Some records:
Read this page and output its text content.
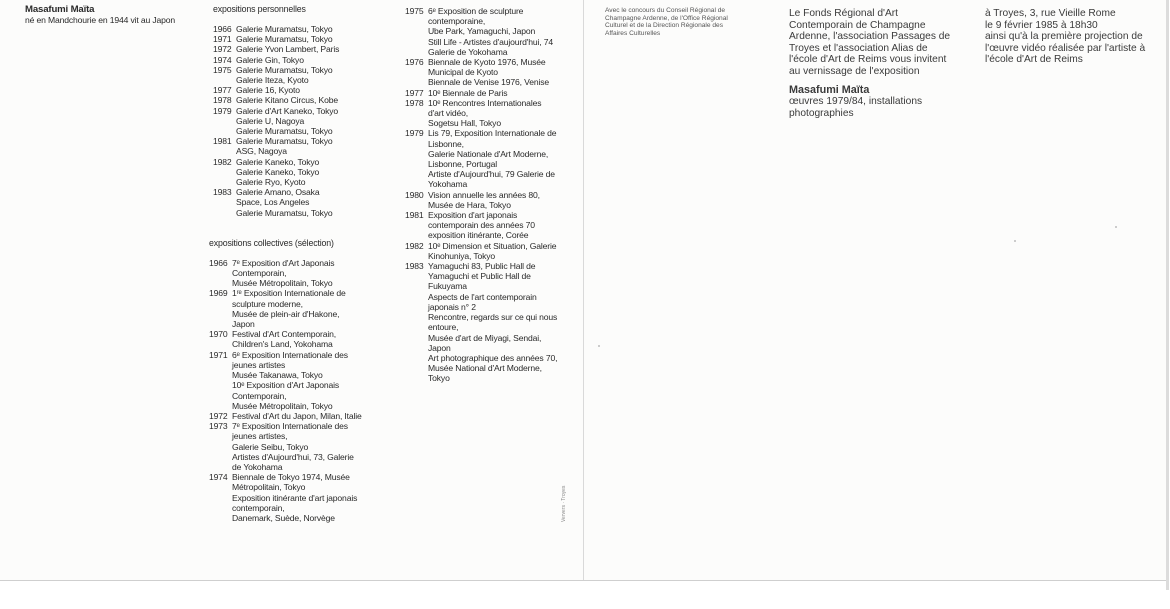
Masafumi Maïta
né en Mandchourie en 1944 vit au Japon
expositions personnelles
1966 Galerie Muramatsu, Tokyo
1971 Galerie Muramatsu, Tokyo
1972 Galerie Yvon Lambert, Paris
1974 Galerie Gin, Tokyo
1975 Galerie Muramatsu, Tokyo
Galerie Iteza, Kyoto
1977 Galerie 16, Kyoto
1978 Galerie Kitano Circus, Kobe
1979 Galerie d'Art Kaneko, Tokyo
Galerie U, Nagoya
Galerie Muramatsu, Tokyo
1981 Galerie Muramatsu, Tokyo
ASG, Nagoya
1982 Galerie Kaneko, Tokyo
Galerie Kaneko, Tokyo
Galerie Ryo, Kyoto
1983 Galerie Amano, Osaka
Space, Los Angeles
Galerie Muramatsu, Tokyo
expositions collectives (sélection)
1966 7ᵉ Exposition d'Art Japonais
Contemporain,
Musée Métropolitain, Tokyo
1969 1ʳᵉ Exposition Internationale de
sculpture moderne,
Musée de plein-air d'Hakone,
Japon
1970 Festival d'Art Contemporain,
Children's Land, Yokohama
1971 6ᵉ Exposition Internationale des
jeunes artistes
Musée Takanawa, Tokyo
10ᵉ Exposition d'Art Japonais
Contemporain,
Musée Métropolitain, Tokyo
1972 Festival d'Art du Japon, Milan, Italie
1973 7ᵉ Exposition Internationale des
jeunes artistes,
Galerie Seibu, Tokyo
Artistes d'Aujourd'hui, 73, Galerie
de Yokohama
1974 Biennale de Tokyo 1974, Musée
Métropolitain, Tokyo
Exposition itinérante d'art japonais
contemporain,
Danemark, Suède, Norvège
1975 6ᵉ Exposition de sculpture
contemporaine,
Ube Park, Yamaguchi, Japon
Still Life - Artistes d'aujourd'hui, 74
Galerie de Yokohama
1976 Biennale de Kyoto 1976, Musée
Municipal de Kyoto
Biennale de Venise 1976, Venise
1977 10ᵉ Biennale de Paris
1978 10ᵉ Rencontres Internationales
d'art vidéo,
Sogetsu Hall, Tokyo
1979 Lis 79, Exposition Internationale de
Lisbonne,
Galerie Nationale d'Art Moderne,
Lisbonne, Portugal
Artiste d'Aujourd'hui, 79 Galerie de
Yokohama
1980 Vision annuelle les années 80,
Musée de Hara, Tokyo
1981 Exposition d'art japonais
contemporain des années 70
exposition itinérante, Corée
1982 10ᵉ Dimension et Situation, Galerie
Kinohuniya, Tokyo
1983 Yamaguchi 83, Public Hall de
Yamaguchi et Public Hall de
Fukuyama
Aspects de l'art contemporain
japonais n° 2
Rencontre, regards sur ce qui nous
entoure,
Musée d'art de Miyagi, Sendai,
Japon
Art photographique des années 70,
Musée National d'Art Moderne,
Tokyo
Avec le concours du Conseil Régional de
Champagne Ardenne, de l'Office Régional
Culturel et de la Direction Régionale des
Affaires Culturelles
Le Fonds Régional d'Art
Contemporain de Champagne
Ardenne, l'association Passages de
Troyes et l'association Alias de
l'école d'Art de Reims vous invitent
au vernissage de l'exposition
Masafumi Maïta
œuvres 1979/84, installations
photographies
à Troyes, 3, rue Vieille Rome
le 9 février 1985 à 18h30
ainsi qu'à la première projection de
l'œuvre vidéo réalisée par l'artiste à
l'école d'Art de Reims
Ververs · Troyes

* _Exercise goal_:
State how many lines above include the word "Public", and nothing more.

* _Solution_:
2